** Work to do **
For each line of the data below that holds "Utility", copy the line.

═══ Input data

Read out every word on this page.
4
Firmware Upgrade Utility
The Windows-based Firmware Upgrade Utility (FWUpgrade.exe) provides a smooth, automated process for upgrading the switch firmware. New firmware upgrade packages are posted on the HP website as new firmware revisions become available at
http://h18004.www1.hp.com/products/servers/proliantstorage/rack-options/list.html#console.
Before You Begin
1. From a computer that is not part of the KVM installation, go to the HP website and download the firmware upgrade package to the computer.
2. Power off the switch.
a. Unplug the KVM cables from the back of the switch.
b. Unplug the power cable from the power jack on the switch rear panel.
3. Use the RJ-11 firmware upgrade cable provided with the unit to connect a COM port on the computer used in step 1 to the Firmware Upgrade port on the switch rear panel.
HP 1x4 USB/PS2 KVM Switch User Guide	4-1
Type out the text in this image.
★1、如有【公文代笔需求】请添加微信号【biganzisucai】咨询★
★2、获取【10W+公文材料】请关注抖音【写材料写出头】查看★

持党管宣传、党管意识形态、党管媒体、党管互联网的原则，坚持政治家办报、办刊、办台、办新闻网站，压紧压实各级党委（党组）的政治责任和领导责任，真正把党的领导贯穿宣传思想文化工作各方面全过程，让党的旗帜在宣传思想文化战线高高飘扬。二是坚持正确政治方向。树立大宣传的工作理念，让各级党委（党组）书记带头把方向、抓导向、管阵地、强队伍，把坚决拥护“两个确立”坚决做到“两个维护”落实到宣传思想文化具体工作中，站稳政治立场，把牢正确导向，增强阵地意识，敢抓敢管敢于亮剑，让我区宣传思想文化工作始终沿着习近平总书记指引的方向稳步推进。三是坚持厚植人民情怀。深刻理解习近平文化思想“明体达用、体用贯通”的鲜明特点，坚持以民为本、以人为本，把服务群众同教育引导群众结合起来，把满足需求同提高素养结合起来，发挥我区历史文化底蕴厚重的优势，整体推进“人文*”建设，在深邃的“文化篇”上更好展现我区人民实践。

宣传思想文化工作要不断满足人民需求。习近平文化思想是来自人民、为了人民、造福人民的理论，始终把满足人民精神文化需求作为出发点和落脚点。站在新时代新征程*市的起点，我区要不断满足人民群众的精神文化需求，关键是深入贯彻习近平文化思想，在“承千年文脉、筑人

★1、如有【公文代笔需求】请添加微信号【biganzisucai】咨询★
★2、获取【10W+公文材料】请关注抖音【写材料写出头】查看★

══════

** Reply **
Firmware Upgrade Utility
The Windows-based Firmware Upgrade Utility (FWUpgrade.exe) provides a smooth, automated process for upgrading the switch firmware. New firmware upgrade packages are posted on the HP website as new firmware revisions become available at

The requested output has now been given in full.